| Problem description |
Produce an exact copy of all the data below, dropping every image.

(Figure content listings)
--------------------------------
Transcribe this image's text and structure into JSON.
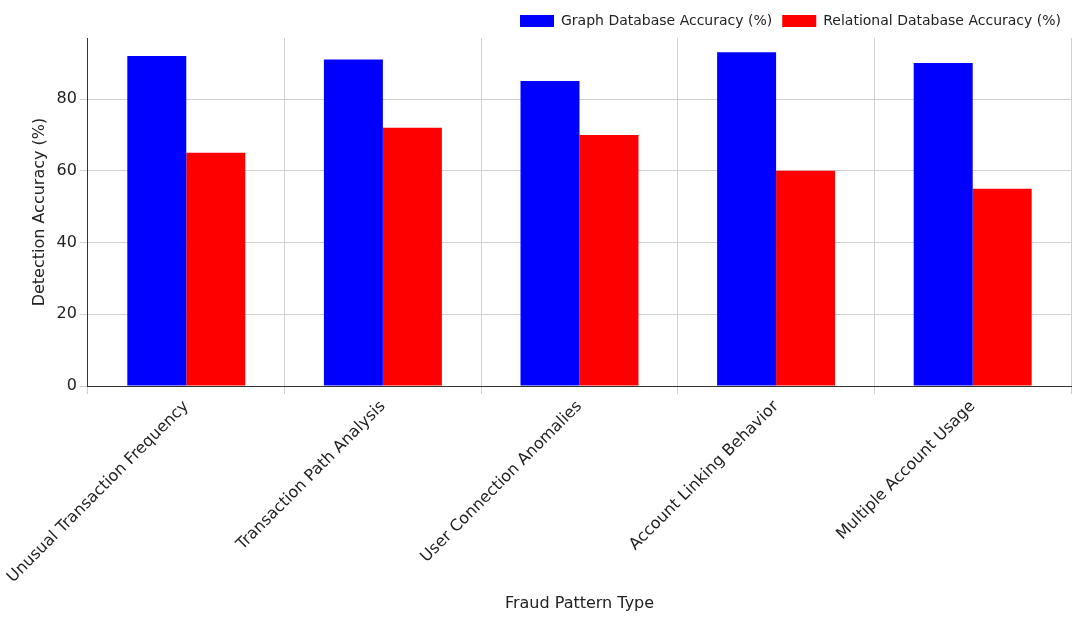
{
  "chart_data": {
    "type": "bar",
    "xlabel": "Fraud Pattern Type",
    "ylabel": "Detection Accuracy (%)",
    "categories": [
      "Unusual Transaction Frequency",
      "Transaction Path Analysis",
      "User Connection Anomalies",
      "Account Linking Behavior",
      "Multiple Account Usage"
    ],
    "series": [
      {
        "name": "Graph Database Accuracy (%)",
        "color": "#0000ff",
        "values": [
          92,
          91,
          85,
          93,
          90
        ]
      },
      {
        "name": "Relational Database Accuracy (%)",
        "color": "#ff0000",
        "values": [
          65,
          72,
          70,
          60,
          55
        ]
      }
    ],
    "ylim": [
      0,
      97
    ],
    "yticks": [
      0,
      20,
      40,
      60,
      80
    ],
    "grid": true,
    "legend": "top right"
  }
}
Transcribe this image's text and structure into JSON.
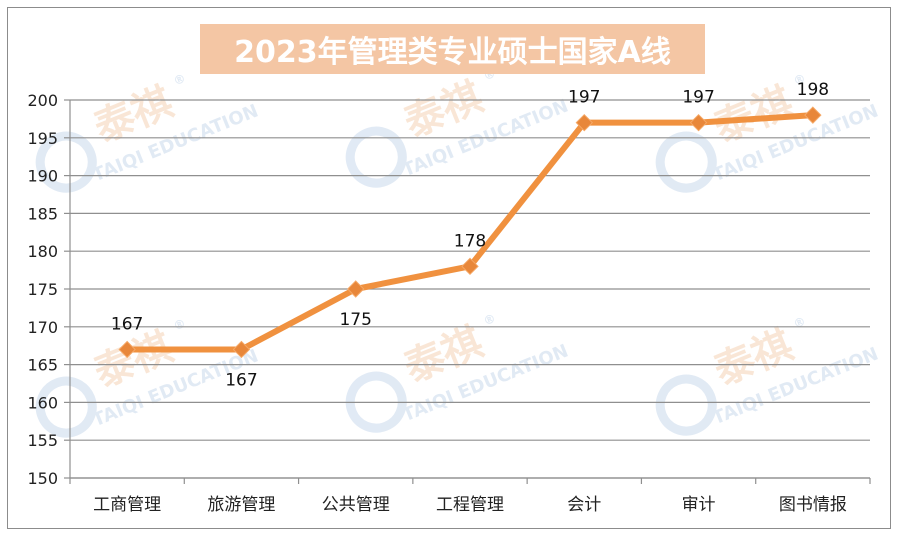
{
  "chart_data": {
    "type": "line",
    "title": "2023年管理类专业硕士国家A线",
    "categories": [
      "工商管理",
      "旅游管理",
      "公共管理",
      "工程管理",
      "会计",
      "审计",
      "图书情报"
    ],
    "series": [
      {
        "values": [
          167,
          167,
          175,
          178,
          197,
          197,
          198
        ]
      }
    ],
    "data_labels": [
      "167",
      "167",
      "175",
      "178",
      "197",
      "197",
      "198"
    ],
    "y_ticks": [
      "150",
      "155",
      "160",
      "165",
      "170",
      "175",
      "180",
      "185",
      "190",
      "195",
      "200"
    ],
    "ylim": [
      150,
      200
    ],
    "grid": true,
    "legend": "none",
    "line_color": "#f0913f",
    "marker": "diamond"
  },
  "watermark": {
    "brand_cn": "泰祺",
    "brand_en": "TAIQI EDUCATION",
    "registered": "®",
    "color": "#c9d9ec",
    "accent": "#f5d3b5"
  }
}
--------------------------------
| Response to the exercise |
Transcribe this image's text and structure into JSON.
{
  "chart_data": {
    "type": "bar",
    "xlabel": "Fraud Pattern Type",
    "ylabel": "Detection Accuracy (%)",
    "categories": [
      "Unusual Transaction Frequency",
      "Transaction Path Analysis",
      "User Connection Anomalies",
      "Account Linking Behavior",
      "Multiple Account Usage"
    ],
    "series": [
      {
        "name": "Graph Database Accuracy (%)",
        "color": "#0000ff",
        "values": [
          92,
          91,
          85,
          93,
          90
        ]
      },
      {
        "name": "Relational Database Accuracy (%)",
        "color": "#ff0000",
        "values": [
          65,
          72,
          70,
          60,
          55
        ]
      }
    ],
    "ylim": [
      0,
      97
    ],
    "yticks": [
      0,
      20,
      40,
      60,
      80
    ],
    "grid": true,
    "legend": "top right"
  }
}
Transcribe this image's text and structure into JSON.
{
  "chart_data": {
    "type": "line",
    "title": "2023年管理类专业硕士国家A线",
    "categories": [
      "工商管理",
      "旅游管理",
      "公共管理",
      "工程管理",
      "会计",
      "审计",
      "图书情报"
    ],
    "series": [
      {
        "values": [
          167,
          167,
          175,
          178,
          197,
          197,
          198
        ]
      }
    ],
    "data_labels": [
      "167",
      "167",
      "175",
      "178",
      "197",
      "197",
      "198"
    ],
    "y_ticks": [
      "150",
      "155",
      "160",
      "165",
      "170",
      "175",
      "180",
      "185",
      "190",
      "195",
      "200"
    ],
    "ylim": [
      150,
      200
    ],
    "grid": true,
    "legend": "none",
    "line_color": "#f0913f",
    "marker": "diamond"
  },
  "watermark": {
    "brand_cn": "泰祺",
    "brand_en": "TAIQI EDUCATION",
    "registered": "®",
    "color": "#c9d9ec",
    "accent": "#f5d3b5"
  }
}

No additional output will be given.